[Dataset items]
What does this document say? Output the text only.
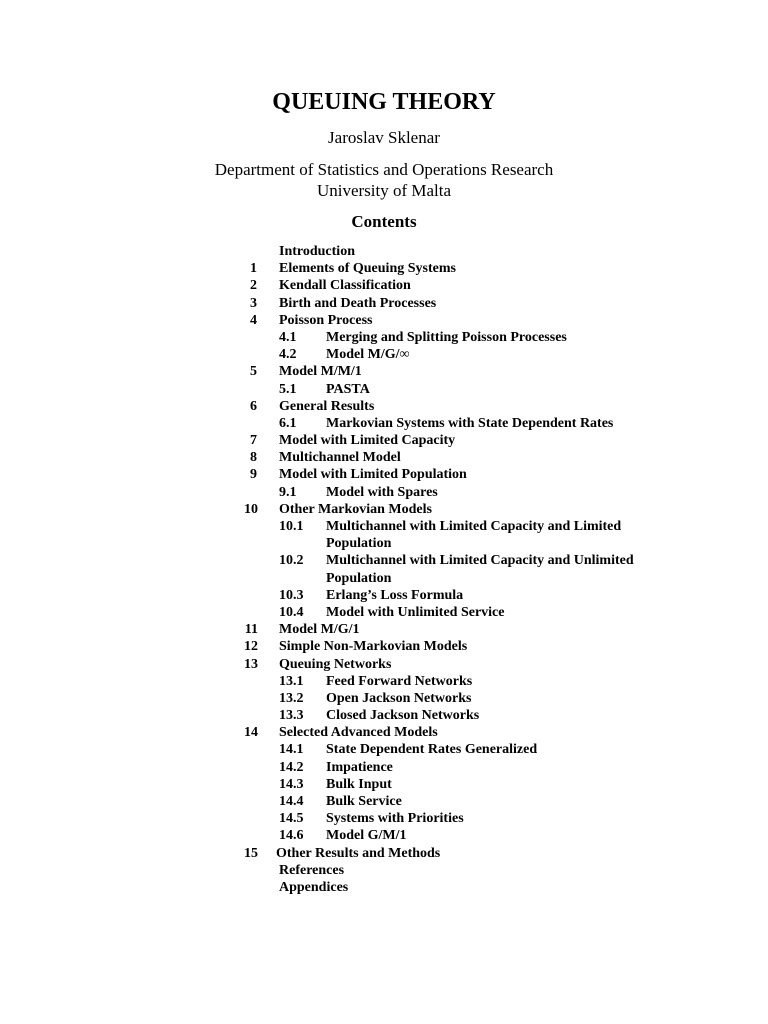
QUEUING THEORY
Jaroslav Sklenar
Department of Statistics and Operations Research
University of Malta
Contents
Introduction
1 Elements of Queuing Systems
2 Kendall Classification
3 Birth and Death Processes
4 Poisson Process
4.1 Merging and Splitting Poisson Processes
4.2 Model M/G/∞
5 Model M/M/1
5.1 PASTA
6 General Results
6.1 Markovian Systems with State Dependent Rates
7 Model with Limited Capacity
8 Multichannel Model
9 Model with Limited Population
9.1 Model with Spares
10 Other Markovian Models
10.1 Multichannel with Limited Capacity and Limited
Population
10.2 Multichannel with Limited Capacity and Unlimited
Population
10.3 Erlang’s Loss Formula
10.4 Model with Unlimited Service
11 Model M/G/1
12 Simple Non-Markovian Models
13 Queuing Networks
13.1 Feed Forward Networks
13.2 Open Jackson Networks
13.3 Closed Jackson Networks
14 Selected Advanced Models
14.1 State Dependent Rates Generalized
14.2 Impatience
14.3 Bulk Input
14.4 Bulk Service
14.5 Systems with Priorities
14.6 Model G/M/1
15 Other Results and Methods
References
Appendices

### What you should do
Collect the lines of the data that carry the word "Rates".

### Correct response
6.1 Markovian Systems with State Dependent Rates
14.1 State Dependent Rates Generalized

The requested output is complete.